start Data to process

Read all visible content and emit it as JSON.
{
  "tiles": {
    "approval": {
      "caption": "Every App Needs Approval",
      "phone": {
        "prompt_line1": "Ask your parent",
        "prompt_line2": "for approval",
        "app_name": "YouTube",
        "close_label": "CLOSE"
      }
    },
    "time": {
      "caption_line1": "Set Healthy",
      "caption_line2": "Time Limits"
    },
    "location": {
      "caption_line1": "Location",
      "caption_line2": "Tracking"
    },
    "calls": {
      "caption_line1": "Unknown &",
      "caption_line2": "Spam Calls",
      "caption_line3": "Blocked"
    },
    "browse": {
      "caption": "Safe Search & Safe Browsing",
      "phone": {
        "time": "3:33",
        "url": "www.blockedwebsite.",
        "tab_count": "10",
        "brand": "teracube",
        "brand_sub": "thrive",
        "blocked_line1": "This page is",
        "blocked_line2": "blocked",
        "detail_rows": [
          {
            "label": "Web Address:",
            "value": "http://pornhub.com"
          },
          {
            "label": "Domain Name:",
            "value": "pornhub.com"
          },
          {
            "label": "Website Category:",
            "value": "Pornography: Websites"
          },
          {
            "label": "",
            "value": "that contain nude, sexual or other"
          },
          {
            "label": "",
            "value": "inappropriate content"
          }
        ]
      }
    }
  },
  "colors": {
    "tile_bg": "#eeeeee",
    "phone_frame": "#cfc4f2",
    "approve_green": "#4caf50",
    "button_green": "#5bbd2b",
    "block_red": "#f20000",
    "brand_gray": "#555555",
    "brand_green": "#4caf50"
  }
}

end Data to process

What you need to do: Each entry is to be returned in full, character for character.

Written solution:
Read all visible content and emit it as JSON.
{
  "tiles": {
    "approval": {
      "caption": "Every App Needs Approval",
      "phone": {
        "prompt_line1": "Ask your parent",
        "prompt_line2": "for approval",
        "app_name": "YouTube",
        "close_label": "CLOSE"
      }
    },
    "time": {
      "caption_line1": "Set Healthy",
      "caption_line2": "Time Limits"
    },
    "location": {
      "caption_line1": "Location",
      "caption_line2": "Tracking"
    },
    "calls": {
      "caption_line1": "Unknown &",
      "caption_line2": "Spam Calls",
      "caption_line3": "Blocked"
    },
    "browse": {
      "caption": "Safe Search & Safe Browsing",
      "phone": {
        "time": "3:33",
        "url": "www.blockedwebsite.",
        "tab_count": "10",
        "brand": "teracube",
        "brand_sub": "thrive",
        "blocked_line1": "This page is",
        "blocked_line2": "blocked",
        "detail_rows": [
          {
            "label": "Web Address:",
            "value": "http://pornhub.com"
          },
          {
            "label": "Domain Name:",
            "value": "pornhub.com"
          },
          {
            "label": "Website Category:",
            "value": "Pornography: Websites"
          },
          {
            "label": "",
            "value": "that contain nude, sexual or other"
          },
          {
            "label": "",
            "value": "inappropriate content"
          }
        ]
      }
    }
  },
  "colors": {
    "tile_bg": "#eeeeee",
    "phone_frame": "#cfc4f2",
    "approve_green": "#4caf50",
    "button_green": "#5bbd2b",
    "block_red": "#f20000",
    "brand_gray": "#555555",
    "brand_green": "#4caf50"
  }
}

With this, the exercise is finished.